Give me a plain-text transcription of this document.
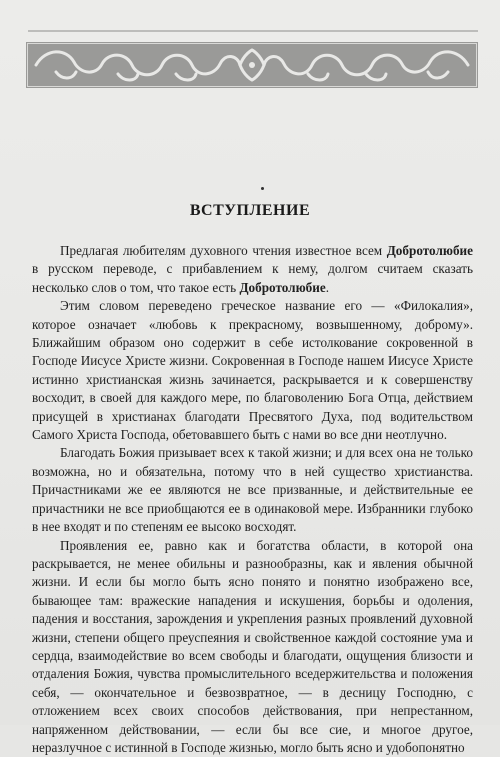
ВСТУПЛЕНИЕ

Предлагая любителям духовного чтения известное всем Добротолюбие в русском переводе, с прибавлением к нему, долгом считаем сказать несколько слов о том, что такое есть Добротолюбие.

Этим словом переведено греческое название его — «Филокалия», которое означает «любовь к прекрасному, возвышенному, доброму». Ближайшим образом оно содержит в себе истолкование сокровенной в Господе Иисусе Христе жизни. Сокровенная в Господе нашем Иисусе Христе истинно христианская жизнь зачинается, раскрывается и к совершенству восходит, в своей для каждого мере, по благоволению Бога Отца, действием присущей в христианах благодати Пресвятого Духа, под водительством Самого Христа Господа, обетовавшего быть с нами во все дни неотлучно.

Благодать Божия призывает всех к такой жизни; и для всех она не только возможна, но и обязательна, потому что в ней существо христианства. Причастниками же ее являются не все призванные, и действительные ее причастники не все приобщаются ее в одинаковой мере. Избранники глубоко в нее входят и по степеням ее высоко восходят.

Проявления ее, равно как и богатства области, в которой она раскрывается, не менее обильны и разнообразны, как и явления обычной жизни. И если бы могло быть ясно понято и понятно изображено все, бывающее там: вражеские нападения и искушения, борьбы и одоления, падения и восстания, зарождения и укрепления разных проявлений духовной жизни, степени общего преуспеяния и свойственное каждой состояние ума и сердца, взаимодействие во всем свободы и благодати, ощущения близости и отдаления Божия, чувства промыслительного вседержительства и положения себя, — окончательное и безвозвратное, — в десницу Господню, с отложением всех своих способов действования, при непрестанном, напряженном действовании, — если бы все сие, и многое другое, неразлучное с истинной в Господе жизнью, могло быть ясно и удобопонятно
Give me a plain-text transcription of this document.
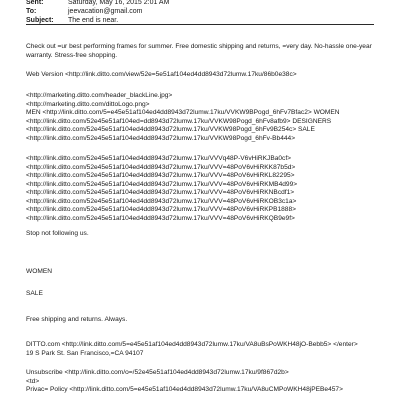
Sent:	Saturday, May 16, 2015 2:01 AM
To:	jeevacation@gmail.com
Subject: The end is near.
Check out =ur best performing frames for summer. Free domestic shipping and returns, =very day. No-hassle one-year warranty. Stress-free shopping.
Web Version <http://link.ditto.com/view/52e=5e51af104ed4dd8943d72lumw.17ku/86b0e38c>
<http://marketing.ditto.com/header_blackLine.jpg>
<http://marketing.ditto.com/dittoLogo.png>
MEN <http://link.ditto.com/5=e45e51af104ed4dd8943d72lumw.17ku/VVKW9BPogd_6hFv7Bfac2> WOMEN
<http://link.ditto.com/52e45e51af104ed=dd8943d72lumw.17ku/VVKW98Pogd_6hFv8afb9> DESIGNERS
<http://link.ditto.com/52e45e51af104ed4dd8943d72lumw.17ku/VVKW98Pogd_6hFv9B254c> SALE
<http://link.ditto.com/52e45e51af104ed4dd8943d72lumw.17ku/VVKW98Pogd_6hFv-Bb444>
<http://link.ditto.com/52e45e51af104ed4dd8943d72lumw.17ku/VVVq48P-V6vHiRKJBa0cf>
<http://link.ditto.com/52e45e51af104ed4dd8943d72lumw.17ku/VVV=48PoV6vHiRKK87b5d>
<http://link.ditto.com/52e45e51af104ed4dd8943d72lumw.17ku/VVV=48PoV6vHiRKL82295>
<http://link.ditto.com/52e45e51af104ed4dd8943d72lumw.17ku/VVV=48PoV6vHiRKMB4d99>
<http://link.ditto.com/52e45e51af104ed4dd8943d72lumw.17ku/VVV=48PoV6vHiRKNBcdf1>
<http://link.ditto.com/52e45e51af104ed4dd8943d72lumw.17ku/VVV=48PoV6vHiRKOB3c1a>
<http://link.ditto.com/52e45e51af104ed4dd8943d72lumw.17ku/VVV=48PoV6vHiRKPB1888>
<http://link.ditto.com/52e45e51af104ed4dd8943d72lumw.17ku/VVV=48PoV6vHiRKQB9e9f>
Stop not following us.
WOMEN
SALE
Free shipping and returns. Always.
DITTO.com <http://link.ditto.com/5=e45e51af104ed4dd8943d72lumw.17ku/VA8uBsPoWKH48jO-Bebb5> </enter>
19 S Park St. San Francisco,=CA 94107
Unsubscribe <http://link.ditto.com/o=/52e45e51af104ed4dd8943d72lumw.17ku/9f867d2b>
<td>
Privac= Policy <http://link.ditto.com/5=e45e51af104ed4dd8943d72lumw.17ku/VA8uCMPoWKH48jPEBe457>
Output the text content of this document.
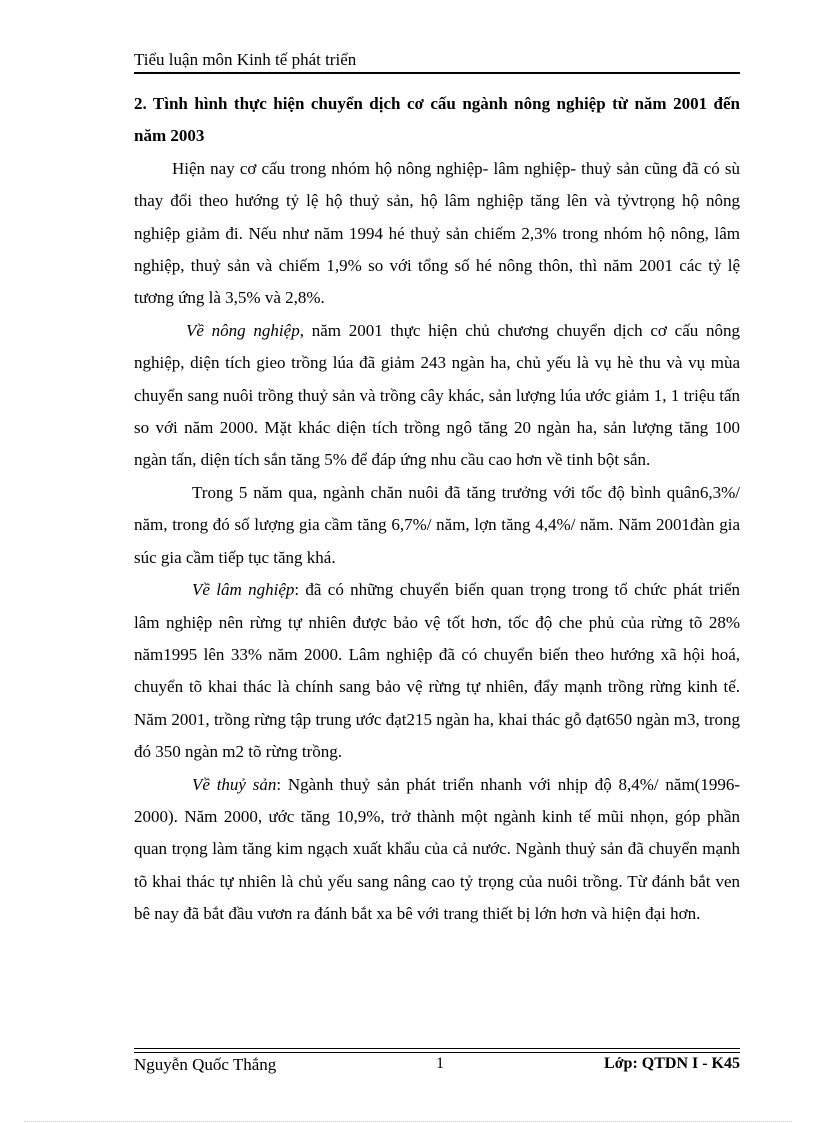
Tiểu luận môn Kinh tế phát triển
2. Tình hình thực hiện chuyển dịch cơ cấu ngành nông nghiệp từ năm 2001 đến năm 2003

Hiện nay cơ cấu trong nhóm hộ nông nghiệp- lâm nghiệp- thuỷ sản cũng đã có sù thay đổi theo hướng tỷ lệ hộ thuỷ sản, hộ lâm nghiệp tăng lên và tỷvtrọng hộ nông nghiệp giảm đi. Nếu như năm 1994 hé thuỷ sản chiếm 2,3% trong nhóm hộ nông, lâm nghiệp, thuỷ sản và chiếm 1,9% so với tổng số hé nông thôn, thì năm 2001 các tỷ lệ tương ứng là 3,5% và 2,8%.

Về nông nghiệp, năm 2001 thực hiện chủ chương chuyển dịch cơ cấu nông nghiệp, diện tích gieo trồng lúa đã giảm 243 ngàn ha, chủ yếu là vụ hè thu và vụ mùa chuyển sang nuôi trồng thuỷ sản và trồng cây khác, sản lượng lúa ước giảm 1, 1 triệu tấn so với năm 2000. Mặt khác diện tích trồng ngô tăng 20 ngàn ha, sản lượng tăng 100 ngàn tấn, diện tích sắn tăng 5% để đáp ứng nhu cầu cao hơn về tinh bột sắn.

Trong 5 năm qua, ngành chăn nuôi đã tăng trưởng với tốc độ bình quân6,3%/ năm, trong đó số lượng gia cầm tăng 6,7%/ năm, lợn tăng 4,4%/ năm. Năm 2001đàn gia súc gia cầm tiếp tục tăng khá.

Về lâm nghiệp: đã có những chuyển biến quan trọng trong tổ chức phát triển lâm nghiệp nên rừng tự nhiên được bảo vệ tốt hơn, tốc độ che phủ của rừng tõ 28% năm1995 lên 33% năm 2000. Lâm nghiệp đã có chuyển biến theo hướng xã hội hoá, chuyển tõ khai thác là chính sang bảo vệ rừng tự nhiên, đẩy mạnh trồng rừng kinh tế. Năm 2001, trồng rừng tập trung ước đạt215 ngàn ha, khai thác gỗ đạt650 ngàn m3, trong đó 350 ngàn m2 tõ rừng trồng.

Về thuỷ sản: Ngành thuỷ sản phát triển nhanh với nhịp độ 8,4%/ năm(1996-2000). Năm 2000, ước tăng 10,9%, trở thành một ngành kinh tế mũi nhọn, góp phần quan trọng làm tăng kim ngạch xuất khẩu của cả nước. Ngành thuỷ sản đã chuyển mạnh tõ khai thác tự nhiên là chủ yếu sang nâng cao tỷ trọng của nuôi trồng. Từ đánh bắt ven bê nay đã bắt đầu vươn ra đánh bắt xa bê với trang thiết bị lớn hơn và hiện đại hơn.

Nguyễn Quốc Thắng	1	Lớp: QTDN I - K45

Description of the task: Count the lines that include the word "WOMEN" and state the result as a bare number.

Right answer: 2